■ THE PROBLEM: Can you write out all the lines word for word, with no pictures?
──────── GIVEN DATA
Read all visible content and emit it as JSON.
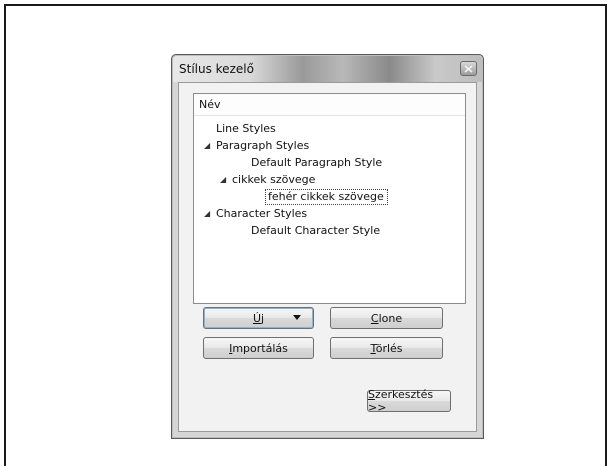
{
  "window": {
    "title": "Stílus kezelő"
  },
  "tree": {
    "header": "Név",
    "rows": [
      {
        "label": "Line Styles",
        "level": 0,
        "expander": false
      },
      {
        "label": "Paragraph Styles",
        "level": 0,
        "expander": true
      },
      {
        "label": "Default Paragraph Style",
        "level": 2,
        "expander": false
      },
      {
        "label": "cikkek szövege",
        "level": 1,
        "expander": true
      },
      {
        "label": "fehér cikkek szövege",
        "level": 3,
        "expander": false,
        "selected": true
      },
      {
        "label": "Character Styles",
        "level": 0,
        "expander": true
      },
      {
        "label": "Default Character Style",
        "level": 2,
        "expander": false
      }
    ]
  },
  "buttons": {
    "new": {
      "label": "Új",
      "mnemonic": "Ú",
      "rest": "j"
    },
    "clone": {
      "label": "Clone",
      "mnemonic": "C",
      "rest": "lone"
    },
    "import": {
      "label": "Importálás",
      "mnemonic": "I",
      "rest": "mportálás"
    },
    "delete": {
      "label": "Törlés",
      "mnemonic": "T",
      "rest": "örlés"
    },
    "edit": {
      "label": "Szerkesztés >>",
      "mnemonic": "S",
      "rest": "zerkesztés >>"
    }
  },
  "icons": {
    "close": "close-icon",
    "expander": "triangle-expanded-icon",
    "dropdown": "dropdown-arrow-icon"
  }
}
────────────────
■ REPLY TO THE TASK:
Read all visible content and emit it as JSON.
{
  "window": {
    "title": "Stílus kezelő"
  },
  "tree": {
    "header": "Név",
    "rows": [
      {
        "label": "Line Styles",
        "level": 0,
        "expander": false
      },
      {
        "label": "Paragraph Styles",
        "level": 0,
        "expander": true
      },
      {
        "label": "Default Paragraph Style",
        "level": 2,
        "expander": false
      },
      {
        "label": "cikkek szövege",
        "level": 1,
        "expander": true
      },
      {
        "label": "fehér cikkek szövege",
        "level": 3,
        "expander": false,
        "selected": true
      },
      {
        "label": "Character Styles",
        "level": 0,
        "expander": true
      },
      {
        "label": "Default Character Style",
        "level": 2,
        "expander": false
      }
    ]
  },
  "buttons": {
    "new": {
      "label": "Új",
      "mnemonic": "Ú",
      "rest": "j"
    },
    "clone": {
      "label": "Clone",
      "mnemonic": "C",
      "rest": "lone"
    },
    "import": {
      "label": "Importálás",
      "mnemonic": "I",
      "rest": "mportálás"
    },
    "delete": {
      "label": "Törlés",
      "mnemonic": "T",
      "rest": "örlés"
    },
    "edit": {
      "label": "Szerkesztés >>",
      "mnemonic": "S",
      "rest": "zerkesztés >>"
    }
  },
  "icons": {
    "close": "close-icon",
    "expander": "triangle-expanded-icon",
    "dropdown": "dropdown-arrow-icon"
  }
}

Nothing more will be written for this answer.